▶ **Problem to solve**
Report the number of lines that include "date", with no additional text.

>> begin Extracted entries

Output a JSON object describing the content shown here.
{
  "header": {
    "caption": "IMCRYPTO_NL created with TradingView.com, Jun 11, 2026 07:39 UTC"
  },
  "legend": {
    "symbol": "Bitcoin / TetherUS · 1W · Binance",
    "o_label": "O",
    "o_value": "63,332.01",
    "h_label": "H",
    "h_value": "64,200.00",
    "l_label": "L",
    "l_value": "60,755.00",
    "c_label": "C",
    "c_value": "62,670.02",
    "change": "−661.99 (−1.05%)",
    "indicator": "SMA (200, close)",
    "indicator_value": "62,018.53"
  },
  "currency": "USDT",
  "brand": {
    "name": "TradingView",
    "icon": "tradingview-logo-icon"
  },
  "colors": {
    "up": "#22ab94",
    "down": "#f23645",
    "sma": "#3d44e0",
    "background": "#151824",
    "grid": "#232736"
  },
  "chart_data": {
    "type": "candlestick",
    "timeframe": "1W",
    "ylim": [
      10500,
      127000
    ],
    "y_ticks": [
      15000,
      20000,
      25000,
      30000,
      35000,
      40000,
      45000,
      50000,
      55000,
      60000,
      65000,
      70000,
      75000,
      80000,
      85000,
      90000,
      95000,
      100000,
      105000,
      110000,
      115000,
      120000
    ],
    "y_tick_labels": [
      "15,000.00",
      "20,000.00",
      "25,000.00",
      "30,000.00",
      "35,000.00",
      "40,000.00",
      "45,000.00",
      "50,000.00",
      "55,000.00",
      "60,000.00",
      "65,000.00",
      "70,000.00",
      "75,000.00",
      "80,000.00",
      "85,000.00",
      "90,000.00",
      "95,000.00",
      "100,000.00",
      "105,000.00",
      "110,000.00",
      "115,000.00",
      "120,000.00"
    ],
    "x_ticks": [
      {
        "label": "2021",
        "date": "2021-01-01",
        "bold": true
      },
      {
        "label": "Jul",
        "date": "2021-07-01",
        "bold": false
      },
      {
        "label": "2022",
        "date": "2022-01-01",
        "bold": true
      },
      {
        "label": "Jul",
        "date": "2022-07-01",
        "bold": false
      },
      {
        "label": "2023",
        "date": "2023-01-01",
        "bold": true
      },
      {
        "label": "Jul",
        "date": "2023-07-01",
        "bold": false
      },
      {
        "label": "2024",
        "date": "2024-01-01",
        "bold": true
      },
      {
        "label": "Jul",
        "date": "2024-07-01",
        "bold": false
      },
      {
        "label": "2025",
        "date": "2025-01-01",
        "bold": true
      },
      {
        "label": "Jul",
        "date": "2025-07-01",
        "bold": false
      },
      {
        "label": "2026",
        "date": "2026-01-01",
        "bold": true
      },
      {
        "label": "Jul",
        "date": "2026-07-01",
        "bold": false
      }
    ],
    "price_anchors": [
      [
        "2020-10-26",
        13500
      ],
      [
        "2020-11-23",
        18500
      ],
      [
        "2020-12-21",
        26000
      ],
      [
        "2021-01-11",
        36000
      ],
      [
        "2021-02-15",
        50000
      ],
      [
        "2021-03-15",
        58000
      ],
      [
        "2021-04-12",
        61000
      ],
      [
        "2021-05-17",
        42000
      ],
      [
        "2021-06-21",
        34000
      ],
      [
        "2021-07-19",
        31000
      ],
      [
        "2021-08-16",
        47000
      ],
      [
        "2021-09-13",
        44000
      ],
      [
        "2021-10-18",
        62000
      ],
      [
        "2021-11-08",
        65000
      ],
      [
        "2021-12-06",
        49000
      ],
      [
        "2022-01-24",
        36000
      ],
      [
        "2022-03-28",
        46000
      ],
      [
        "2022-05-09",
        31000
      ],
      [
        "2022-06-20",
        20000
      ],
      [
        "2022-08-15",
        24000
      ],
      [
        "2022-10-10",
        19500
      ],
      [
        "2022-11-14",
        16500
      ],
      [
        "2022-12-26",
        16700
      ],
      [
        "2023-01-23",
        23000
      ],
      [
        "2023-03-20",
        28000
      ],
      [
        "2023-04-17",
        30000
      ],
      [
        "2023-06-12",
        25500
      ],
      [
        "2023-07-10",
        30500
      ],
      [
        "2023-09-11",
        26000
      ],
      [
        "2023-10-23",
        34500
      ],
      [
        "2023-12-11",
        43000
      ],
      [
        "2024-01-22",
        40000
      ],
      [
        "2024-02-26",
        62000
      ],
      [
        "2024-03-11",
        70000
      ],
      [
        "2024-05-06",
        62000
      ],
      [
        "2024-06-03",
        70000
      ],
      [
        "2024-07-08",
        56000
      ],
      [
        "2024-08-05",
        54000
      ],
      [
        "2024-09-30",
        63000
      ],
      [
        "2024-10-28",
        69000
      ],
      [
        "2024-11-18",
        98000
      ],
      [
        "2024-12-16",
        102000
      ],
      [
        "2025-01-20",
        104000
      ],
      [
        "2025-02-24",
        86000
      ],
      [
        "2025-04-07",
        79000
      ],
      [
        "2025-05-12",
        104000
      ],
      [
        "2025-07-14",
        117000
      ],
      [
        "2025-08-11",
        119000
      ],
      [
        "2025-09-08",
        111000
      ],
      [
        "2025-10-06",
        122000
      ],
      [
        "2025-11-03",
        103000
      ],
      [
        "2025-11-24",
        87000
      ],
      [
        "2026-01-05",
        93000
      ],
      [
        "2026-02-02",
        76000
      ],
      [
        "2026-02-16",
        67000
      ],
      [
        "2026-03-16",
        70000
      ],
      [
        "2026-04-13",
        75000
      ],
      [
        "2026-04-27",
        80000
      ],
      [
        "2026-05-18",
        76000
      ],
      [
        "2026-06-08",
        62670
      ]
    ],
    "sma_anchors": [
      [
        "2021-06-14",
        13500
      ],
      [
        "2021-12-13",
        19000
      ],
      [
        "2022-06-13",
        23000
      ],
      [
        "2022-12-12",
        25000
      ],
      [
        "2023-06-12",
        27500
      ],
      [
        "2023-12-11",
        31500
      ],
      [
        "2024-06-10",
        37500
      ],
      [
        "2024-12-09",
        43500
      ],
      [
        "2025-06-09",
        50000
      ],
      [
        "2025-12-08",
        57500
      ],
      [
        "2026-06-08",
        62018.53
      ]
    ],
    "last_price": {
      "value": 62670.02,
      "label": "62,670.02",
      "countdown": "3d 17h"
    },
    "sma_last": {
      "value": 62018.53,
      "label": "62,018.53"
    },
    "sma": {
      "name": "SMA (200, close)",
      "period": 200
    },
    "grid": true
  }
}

>> end Extracted entries

▶ **Output of the task**
12